* **Directions for this task**
What follows is a listing; restate every line of it word for word.

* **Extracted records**
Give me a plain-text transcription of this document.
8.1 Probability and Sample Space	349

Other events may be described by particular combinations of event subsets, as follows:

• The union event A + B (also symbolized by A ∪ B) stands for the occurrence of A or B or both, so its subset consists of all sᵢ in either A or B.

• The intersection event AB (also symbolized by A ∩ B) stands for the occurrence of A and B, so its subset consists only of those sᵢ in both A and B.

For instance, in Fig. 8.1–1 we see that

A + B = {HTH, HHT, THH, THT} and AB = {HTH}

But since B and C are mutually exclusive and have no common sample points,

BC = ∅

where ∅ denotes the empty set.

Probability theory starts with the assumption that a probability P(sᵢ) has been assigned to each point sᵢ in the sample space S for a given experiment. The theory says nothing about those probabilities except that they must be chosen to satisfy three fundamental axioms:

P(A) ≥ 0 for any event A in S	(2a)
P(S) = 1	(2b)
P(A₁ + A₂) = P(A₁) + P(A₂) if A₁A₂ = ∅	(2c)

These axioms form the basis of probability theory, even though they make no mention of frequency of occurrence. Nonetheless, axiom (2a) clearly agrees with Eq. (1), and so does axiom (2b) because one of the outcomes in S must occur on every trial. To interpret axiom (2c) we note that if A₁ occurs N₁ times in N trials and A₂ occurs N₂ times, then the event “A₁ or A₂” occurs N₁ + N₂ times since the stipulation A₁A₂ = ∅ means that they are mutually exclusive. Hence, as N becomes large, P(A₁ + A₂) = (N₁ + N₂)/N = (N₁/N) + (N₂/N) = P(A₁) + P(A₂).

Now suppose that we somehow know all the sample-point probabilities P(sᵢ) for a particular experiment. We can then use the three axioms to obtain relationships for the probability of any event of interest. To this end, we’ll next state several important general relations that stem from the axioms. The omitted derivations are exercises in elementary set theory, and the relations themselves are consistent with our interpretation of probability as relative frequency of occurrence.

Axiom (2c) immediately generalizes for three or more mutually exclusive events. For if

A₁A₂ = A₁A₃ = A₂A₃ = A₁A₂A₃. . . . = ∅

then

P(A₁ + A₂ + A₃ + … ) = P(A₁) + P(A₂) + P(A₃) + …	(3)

* **Solution to this exercise**
Give me a plain-text transcription of this document.
8.1 Probability and Sample Space	349

Other events may be described by particular combinations of event subsets, as follows:

• The union event A + B (also symbolized by A ∪ B) stands for the occurrence of A or B or both, so its subset consists of all sᵢ in either A or B.

• The intersection event AB (also symbolized by A ∩ B) stands for the occurrence of A and B, so its subset consists only of those sᵢ in both A and B.

For instance, in Fig. 8.1–1 we see that

A + B = {HTH, HHT, THH, THT} and AB = {HTH}

But since B and C are mutually exclusive and have no common sample points,

BC = ∅

where ∅ denotes the empty set.

Probability theory starts with the assumption that a probability P(sᵢ) has been assigned to each point sᵢ in the sample space S for a given experiment. The theory says nothing about those probabilities except that they must be chosen to satisfy three fundamental axioms:

P(A) ≥ 0 for any event A in S	(2a)
P(S) = 1	(2b)
P(A₁ + A₂) = P(A₁) + P(A₂) if A₁A₂ = ∅	(2c)

These axioms form the basis of probability theory, even though they make no mention of frequency of occurrence. Nonetheless, axiom (2a) clearly agrees with Eq. (1), and so does axiom (2b) because one of the outcomes in S must occur on every trial. To interpret axiom (2c) we note that if A₁ occurs N₁ times in N trials and A₂ occurs N₂ times, then the event “A₁ or A₂” occurs N₁ + N₂ times since the stipulation A₁A₂ = ∅ means that they are mutually exclusive. Hence, as N becomes large, P(A₁ + A₂) = (N₁ + N₂)/N = (N₁/N) + (N₂/N) = P(A₁) + P(A₂).

Now suppose that we somehow know all the sample-point probabilities P(sᵢ) for a particular experiment. We can then use the three axioms to obtain relationships for the probability of any event of interest. To this end, we’ll next state several important general relations that stem from the axioms. The omitted derivations are exercises in elementary set theory, and the relations themselves are consistent with our interpretation of probability as relative frequency of occurrence.

Axiom (2c) immediately generalizes for three or more mutually exclusive events. For if

A₁A₂ = A₁A₃ = A₂A₃ = A₁A₂A₃. . . . = ∅

then

P(A₁ + A₂ + A₃ + … ) = P(A₁) + P(A₂) + P(A₃) + …	(3)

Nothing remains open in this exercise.